EXERCISE PROMPT: From the text on validity threats below, transcribe the passage between "Common threat patterns" and "and network analysis.", inclusive.
-- START DOCUMENT --
Validity Threats in Computational Communication Research
Many failures in this area are measurement failures that only appear later as model failures. If lexical proxies do not align with constructs, better optimization usually improves fit more than inference. Validity work is calibration, not decoration; if the instrument is off, cleaner computation only makes the wrong measurement more precise. Validity checks test whether your model tracks the target construct or only dataset artifacts.
Common threat patterns include construct mismatch, temporal/domain shift, label noise, and unreported preprocessing decisions that materially change outcomes. These threats cut across dictionaries, supervised models, topic modeling, and network analysis.
A minimal stress-test pattern for temporal shift is simple and often revealing:
# train on early period, test on later period
train = data[data["date"] < "2025-01-01"]
test = data[data["date"] >= "2025-01-01"]
# same pipeline, different split logic
clf.fit(train["text"], train["label"])
-- END DOCUMENT --
-- START RECORD EXCERPTS --
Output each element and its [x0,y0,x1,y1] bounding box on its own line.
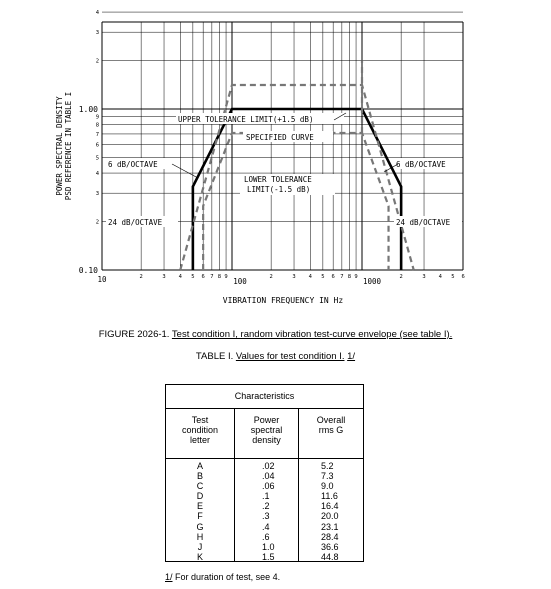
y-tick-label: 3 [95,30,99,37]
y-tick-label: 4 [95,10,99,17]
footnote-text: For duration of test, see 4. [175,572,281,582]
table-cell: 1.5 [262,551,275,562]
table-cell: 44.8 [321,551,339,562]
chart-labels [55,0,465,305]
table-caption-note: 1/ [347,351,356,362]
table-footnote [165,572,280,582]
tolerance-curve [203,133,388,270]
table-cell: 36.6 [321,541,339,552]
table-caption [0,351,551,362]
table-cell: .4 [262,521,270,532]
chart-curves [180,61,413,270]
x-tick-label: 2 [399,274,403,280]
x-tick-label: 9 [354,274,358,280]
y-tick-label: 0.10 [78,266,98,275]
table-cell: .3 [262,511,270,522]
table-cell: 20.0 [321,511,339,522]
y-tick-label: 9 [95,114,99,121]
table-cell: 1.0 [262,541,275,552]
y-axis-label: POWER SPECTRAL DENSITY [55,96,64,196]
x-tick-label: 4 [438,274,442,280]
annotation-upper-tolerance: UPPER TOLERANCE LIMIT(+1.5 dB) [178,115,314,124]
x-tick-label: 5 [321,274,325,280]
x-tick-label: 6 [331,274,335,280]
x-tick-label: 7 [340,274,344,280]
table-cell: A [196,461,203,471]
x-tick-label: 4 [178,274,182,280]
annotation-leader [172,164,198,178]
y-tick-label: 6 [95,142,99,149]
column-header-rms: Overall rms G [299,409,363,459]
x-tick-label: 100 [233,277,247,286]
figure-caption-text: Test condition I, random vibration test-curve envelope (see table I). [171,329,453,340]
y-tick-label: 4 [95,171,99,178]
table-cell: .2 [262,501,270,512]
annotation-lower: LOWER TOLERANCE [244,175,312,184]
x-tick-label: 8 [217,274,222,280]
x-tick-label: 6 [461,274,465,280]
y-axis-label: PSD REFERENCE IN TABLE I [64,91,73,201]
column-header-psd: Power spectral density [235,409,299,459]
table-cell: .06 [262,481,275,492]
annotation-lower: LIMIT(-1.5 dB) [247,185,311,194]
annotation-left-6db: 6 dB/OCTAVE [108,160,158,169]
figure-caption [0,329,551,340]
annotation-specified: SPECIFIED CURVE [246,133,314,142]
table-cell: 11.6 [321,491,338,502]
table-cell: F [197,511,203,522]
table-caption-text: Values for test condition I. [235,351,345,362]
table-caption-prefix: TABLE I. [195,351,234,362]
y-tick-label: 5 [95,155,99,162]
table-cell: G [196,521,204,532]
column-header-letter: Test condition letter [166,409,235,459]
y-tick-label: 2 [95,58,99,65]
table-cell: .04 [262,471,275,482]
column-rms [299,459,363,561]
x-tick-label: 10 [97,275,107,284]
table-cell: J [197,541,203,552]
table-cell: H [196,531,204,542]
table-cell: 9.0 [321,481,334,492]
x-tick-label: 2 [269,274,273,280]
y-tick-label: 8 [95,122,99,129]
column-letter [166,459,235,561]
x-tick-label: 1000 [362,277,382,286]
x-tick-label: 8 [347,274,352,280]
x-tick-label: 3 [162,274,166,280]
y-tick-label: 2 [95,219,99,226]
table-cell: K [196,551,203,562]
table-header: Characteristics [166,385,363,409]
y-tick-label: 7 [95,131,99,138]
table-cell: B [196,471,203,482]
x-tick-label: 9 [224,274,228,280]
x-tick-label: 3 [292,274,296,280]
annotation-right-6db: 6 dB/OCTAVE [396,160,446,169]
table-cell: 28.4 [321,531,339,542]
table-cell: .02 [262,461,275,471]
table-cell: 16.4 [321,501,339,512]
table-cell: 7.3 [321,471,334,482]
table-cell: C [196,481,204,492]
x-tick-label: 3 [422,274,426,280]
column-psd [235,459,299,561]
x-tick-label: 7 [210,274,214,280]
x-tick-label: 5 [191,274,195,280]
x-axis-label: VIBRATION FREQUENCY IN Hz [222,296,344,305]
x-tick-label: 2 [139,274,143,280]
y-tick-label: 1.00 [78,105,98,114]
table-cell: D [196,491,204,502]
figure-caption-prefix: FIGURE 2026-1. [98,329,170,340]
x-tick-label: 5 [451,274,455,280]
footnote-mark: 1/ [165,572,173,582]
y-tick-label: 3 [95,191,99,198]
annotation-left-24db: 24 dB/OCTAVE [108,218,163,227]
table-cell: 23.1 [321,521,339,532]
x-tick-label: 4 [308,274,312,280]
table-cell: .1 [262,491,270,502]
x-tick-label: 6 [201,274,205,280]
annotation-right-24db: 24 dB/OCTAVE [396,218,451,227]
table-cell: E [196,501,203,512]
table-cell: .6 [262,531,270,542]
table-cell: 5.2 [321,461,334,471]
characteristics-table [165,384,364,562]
-- END RECORD EXCERPTS --
OUTPUT FOR THIS TASK:
Common threat patterns include construct mismatch, temporal/domain shift, label noise, and unreported preprocessing decisions that materially change outcomes. These threats cut across dictionaries, supervised models, topic modeling, and network analysis.